• **Task statement**
Go through the material below, count the lines with the word "title", and reply with the count alone.

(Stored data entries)
━━━━━━━━━━━━━━━━
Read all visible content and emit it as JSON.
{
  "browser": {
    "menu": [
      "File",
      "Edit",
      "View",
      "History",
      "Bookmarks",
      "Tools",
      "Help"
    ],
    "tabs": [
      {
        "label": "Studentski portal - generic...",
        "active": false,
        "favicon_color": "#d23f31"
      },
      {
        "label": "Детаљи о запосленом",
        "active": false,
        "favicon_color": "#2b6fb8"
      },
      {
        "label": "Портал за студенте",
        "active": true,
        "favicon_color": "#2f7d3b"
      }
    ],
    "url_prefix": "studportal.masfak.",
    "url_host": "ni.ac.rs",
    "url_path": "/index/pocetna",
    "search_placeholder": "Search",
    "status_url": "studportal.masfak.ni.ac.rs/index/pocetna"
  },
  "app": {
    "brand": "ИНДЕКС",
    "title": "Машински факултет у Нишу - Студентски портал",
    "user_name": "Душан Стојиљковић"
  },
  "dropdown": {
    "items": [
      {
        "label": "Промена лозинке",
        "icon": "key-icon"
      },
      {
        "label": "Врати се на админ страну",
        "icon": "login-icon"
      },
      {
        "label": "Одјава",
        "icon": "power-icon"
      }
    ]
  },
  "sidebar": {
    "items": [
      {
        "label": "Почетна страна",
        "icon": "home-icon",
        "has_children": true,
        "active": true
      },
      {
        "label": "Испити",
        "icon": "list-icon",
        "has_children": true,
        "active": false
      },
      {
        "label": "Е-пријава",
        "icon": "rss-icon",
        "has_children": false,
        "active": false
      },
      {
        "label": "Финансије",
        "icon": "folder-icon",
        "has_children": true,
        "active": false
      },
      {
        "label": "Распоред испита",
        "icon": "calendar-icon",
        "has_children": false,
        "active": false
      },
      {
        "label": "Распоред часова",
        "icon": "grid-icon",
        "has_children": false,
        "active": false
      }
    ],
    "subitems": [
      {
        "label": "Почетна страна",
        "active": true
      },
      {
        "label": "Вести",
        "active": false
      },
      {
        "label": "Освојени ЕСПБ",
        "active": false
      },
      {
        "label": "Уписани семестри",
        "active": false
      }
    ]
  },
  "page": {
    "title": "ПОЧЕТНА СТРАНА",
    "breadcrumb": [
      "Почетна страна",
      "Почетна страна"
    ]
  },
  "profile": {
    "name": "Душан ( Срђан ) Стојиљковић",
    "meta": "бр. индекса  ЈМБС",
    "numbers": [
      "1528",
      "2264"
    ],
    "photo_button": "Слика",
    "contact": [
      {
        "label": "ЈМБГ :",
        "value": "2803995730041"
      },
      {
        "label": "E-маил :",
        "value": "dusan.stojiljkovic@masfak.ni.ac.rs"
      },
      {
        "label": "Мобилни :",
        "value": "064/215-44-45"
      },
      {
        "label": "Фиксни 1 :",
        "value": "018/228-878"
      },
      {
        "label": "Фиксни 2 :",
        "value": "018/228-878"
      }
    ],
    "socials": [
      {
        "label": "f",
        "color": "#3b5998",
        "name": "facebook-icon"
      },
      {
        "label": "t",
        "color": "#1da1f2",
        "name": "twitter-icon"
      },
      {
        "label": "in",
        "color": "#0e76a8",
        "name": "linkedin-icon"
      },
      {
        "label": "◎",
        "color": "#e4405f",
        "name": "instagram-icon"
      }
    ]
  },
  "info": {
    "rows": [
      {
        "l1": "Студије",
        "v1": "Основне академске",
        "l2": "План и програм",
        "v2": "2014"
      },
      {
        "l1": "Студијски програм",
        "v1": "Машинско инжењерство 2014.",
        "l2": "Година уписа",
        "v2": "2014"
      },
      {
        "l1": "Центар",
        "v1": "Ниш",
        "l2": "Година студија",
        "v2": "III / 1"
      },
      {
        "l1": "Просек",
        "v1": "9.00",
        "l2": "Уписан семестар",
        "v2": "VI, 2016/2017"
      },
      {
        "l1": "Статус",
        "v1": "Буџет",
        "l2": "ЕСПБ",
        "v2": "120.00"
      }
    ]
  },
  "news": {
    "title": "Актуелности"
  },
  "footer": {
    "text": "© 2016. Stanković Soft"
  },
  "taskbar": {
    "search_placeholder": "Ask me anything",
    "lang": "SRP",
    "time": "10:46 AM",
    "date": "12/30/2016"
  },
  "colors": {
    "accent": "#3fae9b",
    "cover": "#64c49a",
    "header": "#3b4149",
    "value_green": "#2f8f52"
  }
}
━━━━━━━━━━━━━━━━
• **Result**
3